» **Stored items**
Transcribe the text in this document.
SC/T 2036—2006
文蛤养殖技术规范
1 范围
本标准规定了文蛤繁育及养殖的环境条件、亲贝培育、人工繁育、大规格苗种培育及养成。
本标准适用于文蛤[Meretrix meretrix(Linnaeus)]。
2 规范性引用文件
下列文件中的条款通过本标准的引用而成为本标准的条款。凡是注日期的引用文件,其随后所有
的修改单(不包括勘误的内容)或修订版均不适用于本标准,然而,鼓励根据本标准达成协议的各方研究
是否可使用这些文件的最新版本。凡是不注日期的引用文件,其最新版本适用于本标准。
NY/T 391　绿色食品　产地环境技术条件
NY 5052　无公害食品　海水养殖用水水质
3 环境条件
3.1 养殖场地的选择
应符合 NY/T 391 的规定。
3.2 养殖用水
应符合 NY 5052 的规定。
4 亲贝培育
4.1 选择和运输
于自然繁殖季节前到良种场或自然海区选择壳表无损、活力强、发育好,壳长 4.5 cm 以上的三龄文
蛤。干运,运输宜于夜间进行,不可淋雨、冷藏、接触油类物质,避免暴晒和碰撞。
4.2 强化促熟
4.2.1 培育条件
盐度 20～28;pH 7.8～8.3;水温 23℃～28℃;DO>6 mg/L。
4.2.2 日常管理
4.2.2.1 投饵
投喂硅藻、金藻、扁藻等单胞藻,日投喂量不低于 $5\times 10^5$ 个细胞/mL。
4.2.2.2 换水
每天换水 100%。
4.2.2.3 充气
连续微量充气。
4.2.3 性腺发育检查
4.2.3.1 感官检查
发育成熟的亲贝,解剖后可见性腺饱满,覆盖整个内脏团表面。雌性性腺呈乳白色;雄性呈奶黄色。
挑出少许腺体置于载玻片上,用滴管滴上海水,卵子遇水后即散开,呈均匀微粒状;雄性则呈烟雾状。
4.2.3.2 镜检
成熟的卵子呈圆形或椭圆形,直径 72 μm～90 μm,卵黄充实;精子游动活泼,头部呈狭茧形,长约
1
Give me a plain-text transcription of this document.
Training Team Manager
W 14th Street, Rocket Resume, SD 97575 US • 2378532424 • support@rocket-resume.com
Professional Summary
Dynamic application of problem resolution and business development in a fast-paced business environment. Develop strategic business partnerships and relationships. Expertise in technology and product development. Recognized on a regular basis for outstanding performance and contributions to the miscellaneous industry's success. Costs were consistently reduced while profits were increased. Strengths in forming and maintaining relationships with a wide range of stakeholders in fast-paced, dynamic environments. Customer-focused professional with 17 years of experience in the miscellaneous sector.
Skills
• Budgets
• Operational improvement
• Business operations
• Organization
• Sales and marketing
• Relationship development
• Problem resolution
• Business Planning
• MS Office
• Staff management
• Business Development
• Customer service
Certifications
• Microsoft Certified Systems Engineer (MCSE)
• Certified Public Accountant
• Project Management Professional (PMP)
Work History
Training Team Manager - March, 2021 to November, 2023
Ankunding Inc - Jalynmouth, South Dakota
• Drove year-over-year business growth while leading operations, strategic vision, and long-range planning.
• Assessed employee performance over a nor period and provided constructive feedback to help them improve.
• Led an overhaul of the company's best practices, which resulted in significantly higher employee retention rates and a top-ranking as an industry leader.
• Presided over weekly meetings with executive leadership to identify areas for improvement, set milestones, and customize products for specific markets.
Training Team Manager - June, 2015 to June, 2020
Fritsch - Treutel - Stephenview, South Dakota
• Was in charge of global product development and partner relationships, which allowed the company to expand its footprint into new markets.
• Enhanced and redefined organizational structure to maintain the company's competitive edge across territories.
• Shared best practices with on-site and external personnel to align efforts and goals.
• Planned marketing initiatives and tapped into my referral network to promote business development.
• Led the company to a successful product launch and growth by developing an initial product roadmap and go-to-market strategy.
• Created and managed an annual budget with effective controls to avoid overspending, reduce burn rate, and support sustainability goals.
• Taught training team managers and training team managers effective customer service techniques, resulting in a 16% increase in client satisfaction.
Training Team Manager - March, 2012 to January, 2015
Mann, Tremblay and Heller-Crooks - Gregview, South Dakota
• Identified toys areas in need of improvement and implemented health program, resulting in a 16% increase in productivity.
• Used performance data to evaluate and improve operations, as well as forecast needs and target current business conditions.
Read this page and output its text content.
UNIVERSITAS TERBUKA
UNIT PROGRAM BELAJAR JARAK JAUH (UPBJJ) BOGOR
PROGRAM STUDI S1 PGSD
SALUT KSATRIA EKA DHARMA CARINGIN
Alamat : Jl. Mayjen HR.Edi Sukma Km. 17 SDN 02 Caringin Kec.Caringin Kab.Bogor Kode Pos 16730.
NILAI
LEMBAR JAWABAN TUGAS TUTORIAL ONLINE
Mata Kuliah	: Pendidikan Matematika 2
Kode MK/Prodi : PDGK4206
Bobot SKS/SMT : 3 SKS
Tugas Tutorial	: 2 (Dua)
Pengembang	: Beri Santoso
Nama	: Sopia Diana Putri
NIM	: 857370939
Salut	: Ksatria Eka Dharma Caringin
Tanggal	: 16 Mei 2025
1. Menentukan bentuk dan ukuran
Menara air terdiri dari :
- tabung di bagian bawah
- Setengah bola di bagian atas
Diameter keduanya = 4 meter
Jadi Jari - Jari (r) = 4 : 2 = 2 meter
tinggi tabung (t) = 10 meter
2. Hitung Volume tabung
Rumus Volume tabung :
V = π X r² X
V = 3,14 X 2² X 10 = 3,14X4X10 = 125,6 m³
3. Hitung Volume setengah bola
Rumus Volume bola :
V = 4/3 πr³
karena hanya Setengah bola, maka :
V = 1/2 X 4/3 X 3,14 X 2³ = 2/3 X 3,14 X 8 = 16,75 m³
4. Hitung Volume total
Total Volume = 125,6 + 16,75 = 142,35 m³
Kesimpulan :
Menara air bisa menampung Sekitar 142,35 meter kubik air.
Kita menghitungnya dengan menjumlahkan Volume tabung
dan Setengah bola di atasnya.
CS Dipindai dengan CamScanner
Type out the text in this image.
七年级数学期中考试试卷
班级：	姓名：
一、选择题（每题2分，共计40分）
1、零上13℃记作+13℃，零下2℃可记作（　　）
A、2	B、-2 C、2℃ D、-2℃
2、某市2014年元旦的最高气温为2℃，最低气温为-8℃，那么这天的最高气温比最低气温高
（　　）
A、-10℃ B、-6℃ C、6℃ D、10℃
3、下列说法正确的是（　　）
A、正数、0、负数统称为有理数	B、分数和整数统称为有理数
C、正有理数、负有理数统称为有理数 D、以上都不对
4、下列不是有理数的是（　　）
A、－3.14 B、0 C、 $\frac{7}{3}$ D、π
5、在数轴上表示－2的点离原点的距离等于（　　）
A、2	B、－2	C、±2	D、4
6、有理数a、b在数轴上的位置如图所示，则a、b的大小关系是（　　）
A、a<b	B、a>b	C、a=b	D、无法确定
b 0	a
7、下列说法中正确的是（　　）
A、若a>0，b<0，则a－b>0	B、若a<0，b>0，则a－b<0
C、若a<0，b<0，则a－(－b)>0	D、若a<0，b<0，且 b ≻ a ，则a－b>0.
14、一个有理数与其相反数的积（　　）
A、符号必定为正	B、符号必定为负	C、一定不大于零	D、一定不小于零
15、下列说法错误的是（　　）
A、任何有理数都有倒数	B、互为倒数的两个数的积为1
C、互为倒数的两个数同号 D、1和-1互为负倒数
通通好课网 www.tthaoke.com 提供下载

» **Prompt**
Extract every entry above as it appears.

» **In response**
Transcribe the text in this document.
SC/T 2036—2006
文蛤养殖技术规范
1 范围
本标准规定了文蛤繁育及养殖的环境条件、亲贝培育、人工繁育、大规格苗种培育及养成。
本标准适用于文蛤[Meretrix meretrix(Linnaeus)]。
2 规范性引用文件
下列文件中的条款通过本标准的引用而成为本标准的条款。凡是注日期的引用文件,其随后所有
的修改单(不包括勘误的内容)或修订版均不适用于本标准,然而,鼓励根据本标准达成协议的各方研究
是否可使用这些文件的最新版本。凡是不注日期的引用文件,其最新版本适用于本标准。
NY/T 391　绿色食品　产地环境技术条件
NY 5052　无公害食品　海水养殖用水水质
3 环境条件
3.1 养殖场地的选择
应符合 NY/T 391 的规定。
3.2 养殖用水
应符合 NY 5052 的规定。
4 亲贝培育
4.1 选择和运输
于自然繁殖季节前到良种场或自然海区选择壳表无损、活力强、发育好,壳长 4.5 cm 以上的三龄文
蛤。干运,运输宜于夜间进行,不可淋雨、冷藏、接触油类物质,避免暴晒和碰撞。
4.2 强化促熟
4.2.1 培育条件
盐度 20～28;pH 7.8～8.3;水温 23℃～28℃;DO>6 mg/L。
4.2.2 日常管理
4.2.2.1 投饵
投喂硅藻、金藻、扁藻等单胞藻,日投喂量不低于 $5\times 10^5$ 个细胞/mL。
4.2.2.2 换水
每天换水 100%。
4.2.2.3 充气
连续微量充气。
4.2.3 性腺发育检查
4.2.3.1 感官检查
发育成熟的亲贝,解剖后可见性腺饱满,覆盖整个内脏团表面。雌性性腺呈乳白色;雄性呈奶黄色。
挑出少许腺体置于载玻片上,用滴管滴上海水,卵子遇水后即散开,呈均匀微粒状;雄性则呈烟雾状。
4.2.3.2 镜检
成熟的卵子呈圆形或椭圆形,直径 72 μm～90 μm,卵黄充实;精子游动活泼,头部呈狭茧形,长约
1
Give me a plain-text transcription of this document.
Training Team Manager
W 14th Street, Rocket Resume, SD 97575 US • 2378532424 • support@rocket-resume.com
Professional Summary
Dynamic application of problem resolution and business development in a fast-paced business environment. Develop strategic business partnerships and relationships. Expertise in technology and product development. Recognized on a regular basis for outstanding performance and contributions to the miscellaneous industry's success. Costs were consistently reduced while profits were increased. Strengths in forming and maintaining relationships with a wide range of stakeholders in fast-paced, dynamic environments. Customer-focused professional with 17 years of experience in the miscellaneous sector.
Skills
• Budgets
• Operational improvement
• Business operations
• Organization
• Sales and marketing
• Relationship development
• Problem resolution
• Business Planning
• MS Office
• Staff management
• Business Development
• Customer service
Certifications
• Microsoft Certified Systems Engineer (MCSE)
• Certified Public Accountant
• Project Management Professional (PMP)
Work History
Training Team Manager - March, 2021 to November, 2023
Ankunding Inc - Jalynmouth, South Dakota
• Drove year-over-year business growth while leading operations, strategic vision, and long-range planning.
• Assessed employee performance over a nor period and provided constructive feedback to help them improve.
• Led an overhaul of the company's best practices, which resulted in significantly higher employee retention rates and a top-ranking as an industry leader.
• Presided over weekly meetings with executive leadership to identify areas for improvement, set milestones, and customize products for specific markets.
Training Team Manager - June, 2015 to June, 2020
Fritsch - Treutel - Stephenview, South Dakota
• Was in charge of global product development and partner relationships, which allowed the company to expand its footprint into new markets.
• Enhanced and redefined organizational structure to maintain the company's competitive edge across territories.
• Shared best practices with on-site and external personnel to align efforts and goals.
• Planned marketing initiatives and tapped into my referral network to promote business development.
• Led the company to a successful product launch and growth by developing an initial product roadmap and go-to-market strategy.
• Created and managed an annual budget with effective controls to avoid overspending, reduce burn rate, and support sustainability goals.
• Taught training team managers and training team managers effective customer service techniques, resulting in a 16% increase in client satisfaction.
Training Team Manager - March, 2012 to January, 2015
Mann, Tremblay and Heller-Crooks - Gregview, South Dakota
• Identified toys areas in need of improvement and implemented health program, resulting in a 16% increase in productivity.
• Used performance data to evaluate and improve operations, as well as forecast needs and target current business conditions.
Read this page and output its text content.
UNIVERSITAS TERBUKA
UNIT PROGRAM BELAJAR JARAK JAUH (UPBJJ) BOGOR
PROGRAM STUDI S1 PGSD
SALUT KSATRIA EKA DHARMA CARINGIN
Alamat : Jl. Mayjen HR.Edi Sukma Km. 17 SDN 02 Caringin Kec.Caringin Kab.Bogor Kode Pos 16730.
NILAI
LEMBAR JAWABAN TUGAS TUTORIAL ONLINE
Mata Kuliah	: Pendidikan Matematika 2
Kode MK/Prodi : PDGK4206
Bobot SKS/SMT : 3 SKS
Tugas Tutorial	: 2 (Dua)
Pengembang	: Beri Santoso
Nama	: Sopia Diana Putri
NIM	: 857370939
Salut	: Ksatria Eka Dharma Caringin
Tanggal	: 16 Mei 2025
1. Menentukan bentuk dan ukuran
Menara air terdiri dari :
- tabung di bagian bawah
- Setengah bola di bagian atas
Diameter keduanya = 4 meter
Jadi Jari - Jari (r) = 4 : 2 = 2 meter
tinggi tabung (t) = 10 meter
2. Hitung Volume tabung
Rumus Volume tabung :
V = π X r² X
V = 3,14 X 2² X 10 = 3,14X4X10 = 125,6 m³
3. Hitung Volume setengah bola
Rumus Volume bola :
V = 4/3 πr³
karena hanya Setengah bola, maka :
V = 1/2 X 4/3 X 3,14 X 2³ = 2/3 X 3,14 X 8 = 16,75 m³
4. Hitung Volume total
Total Volume = 125,6 + 16,75 = 142,35 m³
Kesimpulan :
Menara air bisa menampung Sekitar 142,35 meter kubik air.
Kita menghitungnya dengan menjumlahkan Volume tabung
dan Setengah bola di atasnya.
CS Dipindai dengan CamScanner
Type out the text in this image.
七年级数学期中考试试卷
班级：	姓名：
一、选择题（每题2分，共计40分）
1、零上13℃记作+13℃，零下2℃可记作（　　）
A、2	B、-2 C、2℃ D、-2℃
2、某市2014年元旦的最高气温为2℃，最低气温为-8℃，那么这天的最高气温比最低气温高
（　　）
A、-10℃ B、-6℃ C、6℃ D、10℃
3、下列说法正确的是（　　）
A、正数、0、负数统称为有理数	B、分数和整数统称为有理数
C、正有理数、负有理数统称为有理数 D、以上都不对
4、下列不是有理数的是（　　）
A、－3.14 B、0 C、 $\frac{7}{3}$ D、π
5、在数轴上表示－2的点离原点的距离等于（　　）
A、2	B、－2	C、±2	D、4
6、有理数a、b在数轴上的位置如图所示，则a、b的大小关系是（　　）
A、a<b	B、a>b	C、a=b	D、无法确定
b 0	a
7、下列说法中正确的是（　　）
A、若a>0，b<0，则a－b>0	B、若a<0，b>0，则a－b<0
C、若a<0，b<0，则a－(－b)>0	D、若a<0，b<0，且 b ≻ a ，则a－b>0.
14、一个有理数与其相反数的积（　　）
A、符号必定为正	B、符号必定为负	C、一定不大于零	D、一定不小于零
15、下列说法错误的是（　　）
A、任何有理数都有倒数	B、互为倒数的两个数的积为1
C、互为倒数的两个数同号 D、1和-1互为负倒数
通通好课网 www.tthaoke.com 提供下载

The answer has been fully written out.